=== ITEMS ===

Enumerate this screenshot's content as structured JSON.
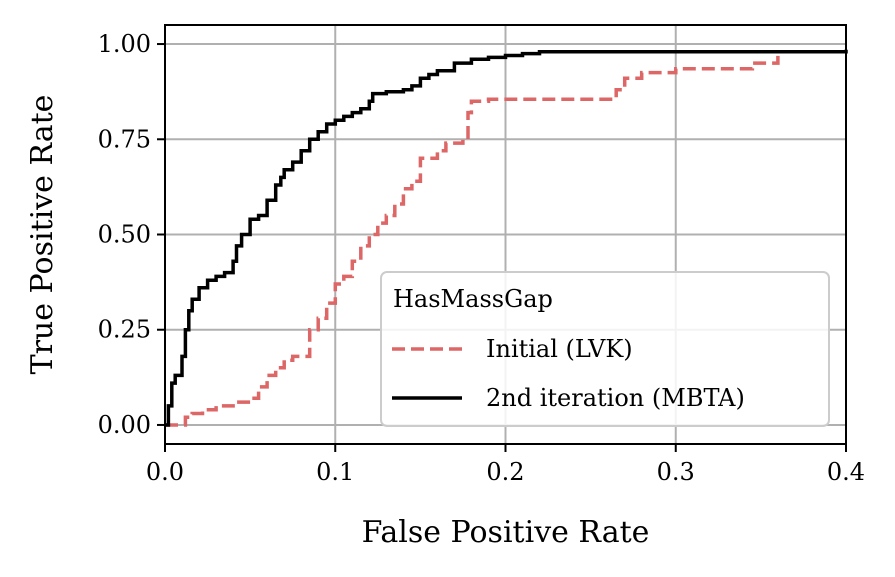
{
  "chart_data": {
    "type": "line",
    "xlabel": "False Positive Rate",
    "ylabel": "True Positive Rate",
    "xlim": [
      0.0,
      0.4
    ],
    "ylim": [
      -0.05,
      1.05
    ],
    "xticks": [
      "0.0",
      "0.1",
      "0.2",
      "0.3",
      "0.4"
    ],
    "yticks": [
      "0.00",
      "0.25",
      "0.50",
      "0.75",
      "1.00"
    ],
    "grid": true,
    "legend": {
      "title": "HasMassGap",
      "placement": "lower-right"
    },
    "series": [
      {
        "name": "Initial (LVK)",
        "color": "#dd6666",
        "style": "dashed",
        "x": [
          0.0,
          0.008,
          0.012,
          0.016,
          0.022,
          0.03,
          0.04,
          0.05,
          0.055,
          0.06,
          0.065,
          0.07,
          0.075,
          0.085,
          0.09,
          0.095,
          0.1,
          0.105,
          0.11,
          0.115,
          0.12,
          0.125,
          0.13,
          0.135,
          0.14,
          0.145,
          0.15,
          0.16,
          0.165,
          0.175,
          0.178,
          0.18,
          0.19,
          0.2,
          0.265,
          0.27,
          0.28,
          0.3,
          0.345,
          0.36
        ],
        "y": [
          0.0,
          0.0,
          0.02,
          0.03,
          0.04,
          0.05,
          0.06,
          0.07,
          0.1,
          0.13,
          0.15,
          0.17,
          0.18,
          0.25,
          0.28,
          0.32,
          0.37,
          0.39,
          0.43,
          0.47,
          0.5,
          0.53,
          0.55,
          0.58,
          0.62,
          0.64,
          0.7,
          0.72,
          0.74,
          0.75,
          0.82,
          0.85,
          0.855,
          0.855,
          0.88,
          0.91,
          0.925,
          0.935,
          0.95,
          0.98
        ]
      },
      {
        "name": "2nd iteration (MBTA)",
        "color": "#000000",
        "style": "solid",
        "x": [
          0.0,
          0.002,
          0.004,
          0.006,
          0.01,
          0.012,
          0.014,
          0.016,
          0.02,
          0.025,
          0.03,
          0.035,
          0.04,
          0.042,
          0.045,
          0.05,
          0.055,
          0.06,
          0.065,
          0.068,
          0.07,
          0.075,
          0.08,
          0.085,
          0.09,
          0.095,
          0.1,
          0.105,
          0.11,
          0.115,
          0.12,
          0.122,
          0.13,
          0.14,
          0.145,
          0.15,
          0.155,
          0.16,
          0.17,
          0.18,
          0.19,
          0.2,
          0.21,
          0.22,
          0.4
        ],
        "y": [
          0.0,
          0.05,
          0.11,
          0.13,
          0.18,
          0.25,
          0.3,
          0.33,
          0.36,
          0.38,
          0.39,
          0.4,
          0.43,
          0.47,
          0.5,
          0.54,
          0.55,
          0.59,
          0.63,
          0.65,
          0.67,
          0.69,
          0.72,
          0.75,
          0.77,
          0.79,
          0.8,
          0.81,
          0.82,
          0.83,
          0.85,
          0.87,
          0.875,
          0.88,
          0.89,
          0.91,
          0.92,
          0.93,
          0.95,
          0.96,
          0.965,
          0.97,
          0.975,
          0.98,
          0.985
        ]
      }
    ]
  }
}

===
=== ITEMS ===

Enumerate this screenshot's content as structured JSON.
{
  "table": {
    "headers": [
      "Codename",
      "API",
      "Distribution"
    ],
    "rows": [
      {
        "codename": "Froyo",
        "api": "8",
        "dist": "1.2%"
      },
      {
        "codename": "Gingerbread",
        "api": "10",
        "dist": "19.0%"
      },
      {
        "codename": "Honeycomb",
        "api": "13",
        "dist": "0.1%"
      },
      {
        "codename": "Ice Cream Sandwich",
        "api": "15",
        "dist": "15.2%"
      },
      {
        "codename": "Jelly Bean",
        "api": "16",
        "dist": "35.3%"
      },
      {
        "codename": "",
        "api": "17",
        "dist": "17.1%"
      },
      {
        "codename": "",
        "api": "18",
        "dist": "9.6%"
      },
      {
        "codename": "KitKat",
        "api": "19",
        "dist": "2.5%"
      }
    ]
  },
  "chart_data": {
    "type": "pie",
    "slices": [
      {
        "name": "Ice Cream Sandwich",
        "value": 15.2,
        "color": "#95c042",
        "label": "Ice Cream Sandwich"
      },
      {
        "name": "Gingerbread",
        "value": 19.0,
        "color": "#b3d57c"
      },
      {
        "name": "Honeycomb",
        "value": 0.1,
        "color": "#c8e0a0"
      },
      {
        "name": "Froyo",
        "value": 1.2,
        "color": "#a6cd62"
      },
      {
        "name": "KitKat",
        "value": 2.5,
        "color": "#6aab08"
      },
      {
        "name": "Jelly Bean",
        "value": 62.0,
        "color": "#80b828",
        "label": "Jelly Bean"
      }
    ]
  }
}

===

Pick out all lines containing the string "value".

» **SOLUTION**:
        "value": 15.2,
        "value": 19.0,
        "value": 0.1,
        "value": 1.2,
        "value": 2.5,
        "value": 62.0,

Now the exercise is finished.